Questions on the material:
[1] Decide whether each statement below agrees with the reflection on Mary of Magdala. Answer yes or no for each, quoting the deciding words. (a) Women were not mentioned in writings of that period unless they had significant wealth or great social prominence. (b) In the esoteric reading, the stone stands for the body. (c) In the Mark passage, those who heard the news believed it.
[2] Extend the reflection on Mary of Magdala from the point where it stops.

Source text:
········

We are reminded women disciples were the last to see Jesus at his death, and the first to see the Risen Jesus. The fact that some women are listed by name in the Bible is very significant because women were not mentioned in writings of that period unless they had significant wealth or had achieved great social prominence. Therefore these women undoubtedly played important roles in the early church for them to be remembered in the scriptures.
Let’s spend a minute looking at this Bible narrative in esoteric symbology. Early in the morning of a new day, the first day of a new cycle, Mary, representative of the divine feminine goes to the garden, to anoint the body. A tomb is the body, an enclosure within matter. The stone is rolled away. Here is the awakening experience; the incarnated human flame is freed. She greets the transformed one. Others can not see what she does but the one lifted into higher awareness calls her by her name. He knows her in spirit; they are one...
This is quite profound. We are as we are; the awakening comes; we are made new. The soul (the divine feminine) who is watching over her charge acknowledges recognition of the new consciousness within us. She is the first witness to our awakening and the Soul says acknowledges to us, especially to the personality itself, “he is risen.”
We now know Mary of Magdala as one of the most distinguished women involved with the life of the Lord Jesus. Still a mysterious and controversial figure, we celebrate her as a leader of our faith and the courageous first witness. Down through the ages she has demonstrated spiritual maturity for all of us.
Scriptures:
Mark 16:9-11
9) Now he rose early on the first day of the week, and appeared first to Mary of Magdala, from whom he had cast seven demons. 10) And she went and brought glad tidings to those who were with him, who now were mourning and weeping. 11) And when they heard them saying that he was alive, and had appeared to them, they did not believe them.

········

Dataset:
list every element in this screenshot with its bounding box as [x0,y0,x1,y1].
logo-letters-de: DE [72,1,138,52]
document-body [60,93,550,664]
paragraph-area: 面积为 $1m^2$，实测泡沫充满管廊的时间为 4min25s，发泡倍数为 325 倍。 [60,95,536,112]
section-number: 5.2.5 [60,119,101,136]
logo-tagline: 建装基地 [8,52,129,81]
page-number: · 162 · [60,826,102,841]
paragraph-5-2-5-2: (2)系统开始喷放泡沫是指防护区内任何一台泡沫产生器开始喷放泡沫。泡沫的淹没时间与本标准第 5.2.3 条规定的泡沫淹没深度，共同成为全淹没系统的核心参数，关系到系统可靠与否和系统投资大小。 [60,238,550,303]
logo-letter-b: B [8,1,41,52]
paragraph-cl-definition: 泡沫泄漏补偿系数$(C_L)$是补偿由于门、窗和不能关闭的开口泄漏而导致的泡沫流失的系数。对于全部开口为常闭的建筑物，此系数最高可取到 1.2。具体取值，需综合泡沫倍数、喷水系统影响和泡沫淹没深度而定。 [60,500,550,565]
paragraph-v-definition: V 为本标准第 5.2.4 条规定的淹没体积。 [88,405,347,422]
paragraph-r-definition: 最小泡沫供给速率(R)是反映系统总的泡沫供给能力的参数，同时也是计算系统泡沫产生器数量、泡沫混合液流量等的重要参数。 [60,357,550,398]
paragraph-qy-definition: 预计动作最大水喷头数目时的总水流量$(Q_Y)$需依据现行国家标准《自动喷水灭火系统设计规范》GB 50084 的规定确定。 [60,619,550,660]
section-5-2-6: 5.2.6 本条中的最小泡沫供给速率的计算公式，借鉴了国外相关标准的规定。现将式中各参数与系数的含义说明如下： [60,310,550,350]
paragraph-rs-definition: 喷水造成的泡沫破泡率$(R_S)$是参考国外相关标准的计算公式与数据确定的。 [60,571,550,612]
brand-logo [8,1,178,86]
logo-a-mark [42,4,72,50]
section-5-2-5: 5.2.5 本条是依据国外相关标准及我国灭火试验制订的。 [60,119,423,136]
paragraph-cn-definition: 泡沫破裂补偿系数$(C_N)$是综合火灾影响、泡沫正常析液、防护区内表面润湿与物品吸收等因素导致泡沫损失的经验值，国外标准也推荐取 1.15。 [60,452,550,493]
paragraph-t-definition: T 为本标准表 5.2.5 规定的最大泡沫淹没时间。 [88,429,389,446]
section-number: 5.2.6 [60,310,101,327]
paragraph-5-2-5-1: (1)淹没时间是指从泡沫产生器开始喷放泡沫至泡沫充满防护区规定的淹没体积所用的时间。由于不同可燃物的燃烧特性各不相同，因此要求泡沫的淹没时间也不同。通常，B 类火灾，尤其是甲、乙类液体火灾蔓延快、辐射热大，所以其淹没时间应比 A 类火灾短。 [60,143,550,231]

········

Task answers:
[1]
(a) Yes: "women were not mentioned in writings of that period unless they had significant wealth or had achieved great social prominence"
(b) No: "A tomb is the body, an enclosure within matter."
(c) No: "they did not believe them."

[2]
Luke 8:1-3
1) And it came to pass afterwards, that he went throughout every city and village, preaching and showing the glad tidings of the kingdom of God: and the twelve were with him, 2) And certain women, who had been healed of evil spirits and infirmities, Mary called Magdalene, out of whom went seven devils, 3) And Joanna, the wife of Chuza Herod’s steward, and Susanna, and many others, which ministered unto him of their substance. 4) and when much people were gathered together, and were come to him out of every city, he spoke a parable.
John 19:25
25) Now there stood by the cross of Jesus his mother and his mother’s sister, Mary the wife of Cle-o-phas, and Mary Magdalene.
John 20:11-18
11) But Mary stood without at the sepulcher weeping: and as she wept, she stooped down, and looked into the sepulcher, 12) And sees two angels in white sitting, the one at the head, and the other at the feet, where the body of Jesus had lain. 13) And they say unto her, Woman, why weep thou? She saith unto them, Because they have taken away my Lord, and I know not where they have laid him. 14) And when she had thus said, she turned herself back, and saw Jesus standing, and knew not that it was Jesus. 15) Jesus saith unto her, Woman, why weep thou? Who seek thou? She, supposing him to be the gardener saith unto him, Sir, if thou have borne him hence, tell me where thou hast laid him, and I will take him away. 16) Jesus saith unto her, Mary. She turned herself, and saith unto him, Rabboni, which is to say, Master. 17) Jesus saith unto her, Touch me not; for I am not yet ascended to my Father: but go to my brethren, and say unto them, I ascend unto my Father, and your Father; and to my God, and your God. 18) Mary Magdalene came and told the disciples that she had seen the Lord, and that he had spoken these things unto her.